BEGIN Records for this exercise
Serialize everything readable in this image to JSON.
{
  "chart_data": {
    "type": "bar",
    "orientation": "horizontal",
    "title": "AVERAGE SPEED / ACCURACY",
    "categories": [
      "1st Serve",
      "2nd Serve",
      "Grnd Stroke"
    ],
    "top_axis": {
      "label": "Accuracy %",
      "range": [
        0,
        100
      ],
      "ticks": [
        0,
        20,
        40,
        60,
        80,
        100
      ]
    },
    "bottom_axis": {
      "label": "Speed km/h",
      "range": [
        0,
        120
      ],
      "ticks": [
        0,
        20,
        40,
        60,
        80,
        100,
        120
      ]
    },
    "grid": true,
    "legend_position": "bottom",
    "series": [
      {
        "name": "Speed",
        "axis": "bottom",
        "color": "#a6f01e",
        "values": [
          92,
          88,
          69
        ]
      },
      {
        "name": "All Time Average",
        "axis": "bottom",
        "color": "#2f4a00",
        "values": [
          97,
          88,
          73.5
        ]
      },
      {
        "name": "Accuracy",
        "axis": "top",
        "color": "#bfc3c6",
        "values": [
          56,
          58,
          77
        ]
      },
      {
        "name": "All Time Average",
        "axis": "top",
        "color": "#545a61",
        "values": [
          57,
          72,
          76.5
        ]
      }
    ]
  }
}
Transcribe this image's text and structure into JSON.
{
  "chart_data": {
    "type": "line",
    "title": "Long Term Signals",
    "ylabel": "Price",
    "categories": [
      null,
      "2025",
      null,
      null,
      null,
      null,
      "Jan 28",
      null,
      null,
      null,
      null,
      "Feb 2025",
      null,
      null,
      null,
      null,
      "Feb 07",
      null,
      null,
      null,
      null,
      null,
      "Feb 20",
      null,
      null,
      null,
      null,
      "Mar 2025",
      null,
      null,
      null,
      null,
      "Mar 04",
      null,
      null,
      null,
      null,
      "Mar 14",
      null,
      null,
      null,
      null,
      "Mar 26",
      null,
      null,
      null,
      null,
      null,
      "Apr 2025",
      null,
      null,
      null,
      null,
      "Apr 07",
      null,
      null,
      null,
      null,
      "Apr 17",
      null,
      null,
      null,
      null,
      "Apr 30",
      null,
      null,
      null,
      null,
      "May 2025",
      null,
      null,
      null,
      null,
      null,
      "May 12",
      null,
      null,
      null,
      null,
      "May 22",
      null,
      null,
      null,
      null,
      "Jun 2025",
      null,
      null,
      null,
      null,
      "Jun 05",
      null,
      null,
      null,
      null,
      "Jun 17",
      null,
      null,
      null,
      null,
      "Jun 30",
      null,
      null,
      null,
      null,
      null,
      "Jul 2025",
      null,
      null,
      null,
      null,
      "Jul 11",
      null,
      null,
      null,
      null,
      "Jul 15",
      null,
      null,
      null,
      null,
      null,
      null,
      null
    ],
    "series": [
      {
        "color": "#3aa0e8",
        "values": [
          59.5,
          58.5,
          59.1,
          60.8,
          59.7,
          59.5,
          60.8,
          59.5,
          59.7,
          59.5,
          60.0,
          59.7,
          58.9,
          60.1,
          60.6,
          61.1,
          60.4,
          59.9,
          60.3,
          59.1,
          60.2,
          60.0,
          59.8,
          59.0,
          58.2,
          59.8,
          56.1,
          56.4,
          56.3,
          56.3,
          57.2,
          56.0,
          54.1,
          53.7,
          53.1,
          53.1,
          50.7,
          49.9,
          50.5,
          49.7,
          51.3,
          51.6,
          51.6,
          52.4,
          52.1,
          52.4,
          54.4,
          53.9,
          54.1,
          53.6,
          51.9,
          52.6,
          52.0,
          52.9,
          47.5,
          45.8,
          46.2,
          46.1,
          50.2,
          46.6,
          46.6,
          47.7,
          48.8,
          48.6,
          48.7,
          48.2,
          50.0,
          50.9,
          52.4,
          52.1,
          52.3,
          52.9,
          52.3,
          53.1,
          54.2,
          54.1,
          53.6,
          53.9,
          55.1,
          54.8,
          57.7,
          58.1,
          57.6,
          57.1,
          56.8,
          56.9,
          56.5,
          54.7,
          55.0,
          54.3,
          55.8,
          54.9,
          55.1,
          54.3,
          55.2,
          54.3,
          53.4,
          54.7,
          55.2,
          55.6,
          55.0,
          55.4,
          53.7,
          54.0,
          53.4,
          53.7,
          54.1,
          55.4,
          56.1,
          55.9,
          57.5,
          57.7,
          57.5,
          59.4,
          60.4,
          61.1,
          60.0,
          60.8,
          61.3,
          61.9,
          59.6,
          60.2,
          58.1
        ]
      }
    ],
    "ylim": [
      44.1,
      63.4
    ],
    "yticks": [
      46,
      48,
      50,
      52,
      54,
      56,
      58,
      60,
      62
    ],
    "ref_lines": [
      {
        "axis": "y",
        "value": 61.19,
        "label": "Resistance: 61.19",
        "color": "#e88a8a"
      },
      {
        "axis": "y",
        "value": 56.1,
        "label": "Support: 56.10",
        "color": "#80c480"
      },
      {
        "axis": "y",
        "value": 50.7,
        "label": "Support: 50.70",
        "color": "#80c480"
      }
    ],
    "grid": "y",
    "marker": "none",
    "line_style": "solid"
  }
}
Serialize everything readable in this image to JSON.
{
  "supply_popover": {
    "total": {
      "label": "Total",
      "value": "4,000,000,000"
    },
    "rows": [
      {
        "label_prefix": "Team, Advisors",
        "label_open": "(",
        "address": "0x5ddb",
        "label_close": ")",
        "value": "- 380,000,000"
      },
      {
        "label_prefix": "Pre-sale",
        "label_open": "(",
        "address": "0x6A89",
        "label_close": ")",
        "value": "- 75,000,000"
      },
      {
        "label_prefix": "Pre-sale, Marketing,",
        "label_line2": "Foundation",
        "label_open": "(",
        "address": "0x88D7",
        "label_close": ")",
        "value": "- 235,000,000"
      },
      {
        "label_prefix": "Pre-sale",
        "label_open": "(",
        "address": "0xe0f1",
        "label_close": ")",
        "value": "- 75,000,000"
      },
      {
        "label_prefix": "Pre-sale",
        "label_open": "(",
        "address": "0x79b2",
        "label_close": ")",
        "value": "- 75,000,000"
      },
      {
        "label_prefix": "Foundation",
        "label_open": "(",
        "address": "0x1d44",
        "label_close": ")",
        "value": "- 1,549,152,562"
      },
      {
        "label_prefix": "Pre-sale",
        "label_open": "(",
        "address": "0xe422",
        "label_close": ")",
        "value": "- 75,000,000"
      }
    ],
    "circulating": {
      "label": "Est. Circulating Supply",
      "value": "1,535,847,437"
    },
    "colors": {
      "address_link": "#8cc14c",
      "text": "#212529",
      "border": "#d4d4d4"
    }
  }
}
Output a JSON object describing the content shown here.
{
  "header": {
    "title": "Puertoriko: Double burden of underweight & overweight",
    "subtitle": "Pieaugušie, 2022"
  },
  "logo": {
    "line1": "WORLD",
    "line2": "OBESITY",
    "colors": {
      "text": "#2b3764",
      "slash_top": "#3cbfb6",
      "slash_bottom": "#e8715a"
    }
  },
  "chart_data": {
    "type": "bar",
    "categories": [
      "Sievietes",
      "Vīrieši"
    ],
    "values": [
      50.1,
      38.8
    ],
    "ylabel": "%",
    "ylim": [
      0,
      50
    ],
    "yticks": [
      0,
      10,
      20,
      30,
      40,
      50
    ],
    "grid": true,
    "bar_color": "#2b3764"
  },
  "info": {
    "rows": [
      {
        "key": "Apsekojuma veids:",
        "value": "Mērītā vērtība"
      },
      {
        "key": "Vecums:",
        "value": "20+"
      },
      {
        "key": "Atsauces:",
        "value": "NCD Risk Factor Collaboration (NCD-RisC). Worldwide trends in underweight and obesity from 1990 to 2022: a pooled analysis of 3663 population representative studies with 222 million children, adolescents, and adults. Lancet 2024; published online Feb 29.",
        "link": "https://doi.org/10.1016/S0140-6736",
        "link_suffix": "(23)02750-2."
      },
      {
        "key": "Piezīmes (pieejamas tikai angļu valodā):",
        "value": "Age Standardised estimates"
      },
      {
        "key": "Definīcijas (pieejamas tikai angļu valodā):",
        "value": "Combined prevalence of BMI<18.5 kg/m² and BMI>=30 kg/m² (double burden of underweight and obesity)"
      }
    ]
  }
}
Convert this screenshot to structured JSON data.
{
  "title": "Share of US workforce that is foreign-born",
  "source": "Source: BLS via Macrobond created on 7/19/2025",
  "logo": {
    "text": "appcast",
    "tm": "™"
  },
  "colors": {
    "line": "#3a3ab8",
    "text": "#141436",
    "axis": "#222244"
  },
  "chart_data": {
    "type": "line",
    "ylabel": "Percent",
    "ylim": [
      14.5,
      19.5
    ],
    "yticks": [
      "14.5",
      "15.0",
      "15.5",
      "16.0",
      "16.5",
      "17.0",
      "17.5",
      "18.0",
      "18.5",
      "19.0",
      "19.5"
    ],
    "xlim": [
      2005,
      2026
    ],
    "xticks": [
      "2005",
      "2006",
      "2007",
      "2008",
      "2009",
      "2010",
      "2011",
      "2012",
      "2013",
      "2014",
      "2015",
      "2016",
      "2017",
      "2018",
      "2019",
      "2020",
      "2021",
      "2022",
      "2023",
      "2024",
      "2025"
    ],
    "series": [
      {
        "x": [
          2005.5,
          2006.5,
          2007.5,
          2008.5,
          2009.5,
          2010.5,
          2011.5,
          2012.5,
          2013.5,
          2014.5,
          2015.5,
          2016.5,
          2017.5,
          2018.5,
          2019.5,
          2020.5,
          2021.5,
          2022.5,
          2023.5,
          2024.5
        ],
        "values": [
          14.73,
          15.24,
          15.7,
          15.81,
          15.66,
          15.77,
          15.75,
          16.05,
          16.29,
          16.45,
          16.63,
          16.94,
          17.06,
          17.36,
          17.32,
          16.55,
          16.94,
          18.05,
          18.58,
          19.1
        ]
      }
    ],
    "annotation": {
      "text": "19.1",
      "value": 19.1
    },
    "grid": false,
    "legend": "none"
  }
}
END Records for this exercise
## Problem to work on
Show every line in the entries where the string "underweight" occurs.

## Solution for this exercise
    "title": "Puertoriko: Double burden of underweight & overweight",
        "value": "NCD Risk Factor Collaboration (NCD-RisC). Worldwide trends in underweight and obesity from 1990 to 2022: a pooled analysis of 3663 population representative studies with 222 million children, adolescents, and adults. Lancet 2024; published online Feb 29.",
        "value": "Combined prevalence of BMI<18.5 kg/m² and BMI>=30 kg/m² (double burden of underweight and obesity)"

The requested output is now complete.